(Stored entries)

______________________________

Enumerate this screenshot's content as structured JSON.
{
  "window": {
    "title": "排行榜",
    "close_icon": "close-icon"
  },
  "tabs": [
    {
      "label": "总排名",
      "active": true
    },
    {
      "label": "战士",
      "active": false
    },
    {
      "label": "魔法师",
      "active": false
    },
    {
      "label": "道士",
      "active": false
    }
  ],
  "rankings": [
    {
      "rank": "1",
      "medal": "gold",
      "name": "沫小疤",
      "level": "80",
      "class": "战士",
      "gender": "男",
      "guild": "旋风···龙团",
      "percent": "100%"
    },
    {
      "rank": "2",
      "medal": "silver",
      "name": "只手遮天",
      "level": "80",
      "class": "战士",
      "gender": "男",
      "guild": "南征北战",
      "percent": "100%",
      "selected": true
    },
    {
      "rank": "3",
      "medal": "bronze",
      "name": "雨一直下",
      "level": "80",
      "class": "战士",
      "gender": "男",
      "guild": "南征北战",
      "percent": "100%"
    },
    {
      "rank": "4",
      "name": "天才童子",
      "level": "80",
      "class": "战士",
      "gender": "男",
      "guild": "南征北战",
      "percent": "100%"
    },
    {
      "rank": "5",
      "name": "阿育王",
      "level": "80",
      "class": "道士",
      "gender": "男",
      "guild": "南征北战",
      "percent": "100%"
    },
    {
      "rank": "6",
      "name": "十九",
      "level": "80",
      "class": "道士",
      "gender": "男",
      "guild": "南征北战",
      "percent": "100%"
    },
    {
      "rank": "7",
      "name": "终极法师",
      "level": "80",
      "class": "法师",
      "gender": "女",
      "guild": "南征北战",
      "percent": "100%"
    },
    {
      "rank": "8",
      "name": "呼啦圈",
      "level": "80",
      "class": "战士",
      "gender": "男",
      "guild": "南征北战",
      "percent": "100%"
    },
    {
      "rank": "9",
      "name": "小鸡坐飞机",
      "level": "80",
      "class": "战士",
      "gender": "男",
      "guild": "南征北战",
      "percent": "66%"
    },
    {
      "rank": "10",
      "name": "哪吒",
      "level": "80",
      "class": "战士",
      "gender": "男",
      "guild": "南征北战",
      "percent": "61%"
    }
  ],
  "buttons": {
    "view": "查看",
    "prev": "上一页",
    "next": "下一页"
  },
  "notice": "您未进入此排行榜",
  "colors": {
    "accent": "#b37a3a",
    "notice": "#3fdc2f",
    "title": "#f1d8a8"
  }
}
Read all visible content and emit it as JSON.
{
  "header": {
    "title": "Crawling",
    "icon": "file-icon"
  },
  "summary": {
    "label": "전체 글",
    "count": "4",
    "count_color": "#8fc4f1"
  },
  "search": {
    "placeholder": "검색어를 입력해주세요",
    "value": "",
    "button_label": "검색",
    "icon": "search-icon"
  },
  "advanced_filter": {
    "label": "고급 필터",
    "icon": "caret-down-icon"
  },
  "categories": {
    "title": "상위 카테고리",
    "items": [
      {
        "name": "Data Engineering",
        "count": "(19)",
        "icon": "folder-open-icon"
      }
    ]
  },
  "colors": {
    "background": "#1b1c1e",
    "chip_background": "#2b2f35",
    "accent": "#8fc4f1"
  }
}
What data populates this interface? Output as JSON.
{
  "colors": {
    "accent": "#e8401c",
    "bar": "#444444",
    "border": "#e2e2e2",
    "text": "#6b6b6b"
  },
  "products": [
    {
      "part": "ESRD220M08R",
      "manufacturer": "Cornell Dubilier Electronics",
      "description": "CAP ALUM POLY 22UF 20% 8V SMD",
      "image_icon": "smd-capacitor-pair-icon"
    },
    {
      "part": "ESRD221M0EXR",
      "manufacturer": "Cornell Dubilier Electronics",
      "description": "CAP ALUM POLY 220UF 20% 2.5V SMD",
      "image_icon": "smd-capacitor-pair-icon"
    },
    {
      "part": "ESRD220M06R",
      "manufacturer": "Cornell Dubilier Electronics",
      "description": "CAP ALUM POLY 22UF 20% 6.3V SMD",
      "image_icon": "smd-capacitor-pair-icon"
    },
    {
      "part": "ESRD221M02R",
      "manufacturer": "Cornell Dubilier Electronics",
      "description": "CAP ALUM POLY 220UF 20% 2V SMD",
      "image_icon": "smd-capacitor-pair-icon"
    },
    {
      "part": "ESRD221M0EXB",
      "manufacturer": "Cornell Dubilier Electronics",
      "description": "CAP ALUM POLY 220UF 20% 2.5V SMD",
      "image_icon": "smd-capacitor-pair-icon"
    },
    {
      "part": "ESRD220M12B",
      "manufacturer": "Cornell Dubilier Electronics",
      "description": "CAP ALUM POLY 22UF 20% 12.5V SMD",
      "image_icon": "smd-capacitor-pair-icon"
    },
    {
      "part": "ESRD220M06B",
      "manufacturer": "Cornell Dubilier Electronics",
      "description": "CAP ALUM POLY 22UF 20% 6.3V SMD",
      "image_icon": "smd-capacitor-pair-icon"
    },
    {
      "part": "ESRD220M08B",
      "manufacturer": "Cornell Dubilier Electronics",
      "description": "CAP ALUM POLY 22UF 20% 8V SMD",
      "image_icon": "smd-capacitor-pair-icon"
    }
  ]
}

______________________________

STATED GOAL -
Output each record exactly, leaving nothing out.

EXERCISE OUTPUT -
Enumerate this screenshot's content as structured JSON.
{
  "window": {
    "title": "排行榜",
    "close_icon": "close-icon"
  },
  "tabs": [
    {
      "label": "总排名",
      "active": true
    },
    {
      "label": "战士",
      "active": false
    },
    {
      "label": "魔法师",
      "active": false
    },
    {
      "label": "道士",
      "active": false
    }
  ],
  "rankings": [
    {
      "rank": "1",
      "medal": "gold",
      "name": "沫小疤",
      "level": "80",
      "class": "战士",
      "gender": "男",
      "guild": "旋风···龙团",
      "percent": "100%"
    },
    {
      "rank": "2",
      "medal": "silver",
      "name": "只手遮天",
      "level": "80",
      "class": "战士",
      "gender": "男",
      "guild": "南征北战",
      "percent": "100%",
      "selected": true
    },
    {
      "rank": "3",
      "medal": "bronze",
      "name": "雨一直下",
      "level": "80",
      "class": "战士",
      "gender": "男",
      "guild": "南征北战",
      "percent": "100%"
    },
    {
      "rank": "4",
      "name": "天才童子",
      "level": "80",
      "class": "战士",
      "gender": "男",
      "guild": "南征北战",
      "percent": "100%"
    },
    {
      "rank": "5",
      "name": "阿育王",
      "level": "80",
      "class": "道士",
      "gender": "男",
      "guild": "南征北战",
      "percent": "100%"
    },
    {
      "rank": "6",
      "name": "十九",
      "level": "80",
      "class": "道士",
      "gender": "男",
      "guild": "南征北战",
      "percent": "100%"
    },
    {
      "rank": "7",
      "name": "终极法师",
      "level": "80",
      "class": "法师",
      "gender": "女",
      "guild": "南征北战",
      "percent": "100%"
    },
    {
      "rank": "8",
      "name": "呼啦圈",
      "level": "80",
      "class": "战士",
      "gender": "男",
      "guild": "南征北战",
      "percent": "100%"
    },
    {
      "rank": "9",
      "name": "小鸡坐飞机",
      "level": "80",
      "class": "战士",
      "gender": "男",
      "guild": "南征北战",
      "percent": "66%"
    },
    {
      "rank": "10",
      "name": "哪吒",
      "level": "80",
      "class": "战士",
      "gender": "男",
      "guild": "南征北战",
      "percent": "61%"
    }
  ],
  "buttons": {
    "view": "查看",
    "prev": "上一页",
    "next": "下一页"
  },
  "notice": "您未进入此排行榜",
  "colors": {
    "accent": "#b37a3a",
    "notice": "#3fdc2f",
    "title": "#f1d8a8"
  }
}
Read all visible content and emit it as JSON.
{
  "header": {
    "title": "Crawling",
    "icon": "file-icon"
  },
  "summary": {
    "label": "전체 글",
    "count": "4",
    "count_color": "#8fc4f1"
  },
  "search": {
    "placeholder": "검색어를 입력해주세요",
    "value": "",
    "button_label": "검색",
    "icon": "search-icon"
  },
  "advanced_filter": {
    "label": "고급 필터",
    "icon": "caret-down-icon"
  },
  "categories": {
    "title": "상위 카테고리",
    "items": [
      {
        "name": "Data Engineering",
        "count": "(19)",
        "icon": "folder-open-icon"
      }
    ]
  },
  "colors": {
    "background": "#1b1c1e",
    "chip_background": "#2b2f35",
    "accent": "#8fc4f1"
  }
}
What data populates this interface? Output as JSON.
{
  "colors": {
    "accent": "#e8401c",
    "bar": "#444444",
    "border": "#e2e2e2",
    "text": "#6b6b6b"
  },
  "products": [
    {
      "part": "ESRD220M08R",
      "manufacturer": "Cornell Dubilier Electronics",
      "description": "CAP ALUM POLY 22UF 20% 8V SMD",
      "image_icon": "smd-capacitor-pair-icon"
    },
    {
      "part": "ESRD221M0EXR",
      "manufacturer": "Cornell Dubilier Electronics",
      "description": "CAP ALUM POLY 220UF 20% 2.5V SMD",
      "image_icon": "smd-capacitor-pair-icon"
    },
    {
      "part": "ESRD220M06R",
      "manufacturer": "Cornell Dubilier Electronics",
      "description": "CAP ALUM POLY 22UF 20% 6.3V SMD",
      "image_icon": "smd-capacitor-pair-icon"
    },
    {
      "part": "ESRD221M02R",
      "manufacturer": "Cornell Dubilier Electronics",
      "description": "CAP ALUM POLY 220UF 20% 2V SMD",
      "image_icon": "smd-capacitor-pair-icon"
    },
    {
      "part": "ESRD221M0EXB",
      "manufacturer": "Cornell Dubilier Electronics",
      "description": "CAP ALUM POLY 220UF 20% 2.5V SMD",
      "image_icon": "smd-capacitor-pair-icon"
    },
    {
      "part": "ESRD220M12B",
      "manufacturer": "Cornell Dubilier Electronics",
      "description": "CAP ALUM POLY 22UF 20% 12.5V SMD",
      "image_icon": "smd-capacitor-pair-icon"
    },
    {
      "part": "ESRD220M06B",
      "manufacturer": "Cornell Dubilier Electronics",
      "description": "CAP ALUM POLY 22UF 20% 6.3V SMD",
      "image_icon": "smd-capacitor-pair-icon"
    },
    {
      "part": "ESRD220M08B",
      "manufacturer": "Cornell Dubilier Electronics",
      "description": "CAP ALUM POLY 22UF 20% 8V SMD",
      "image_icon": "smd-capacitor-pair-icon"
    }
  ]
}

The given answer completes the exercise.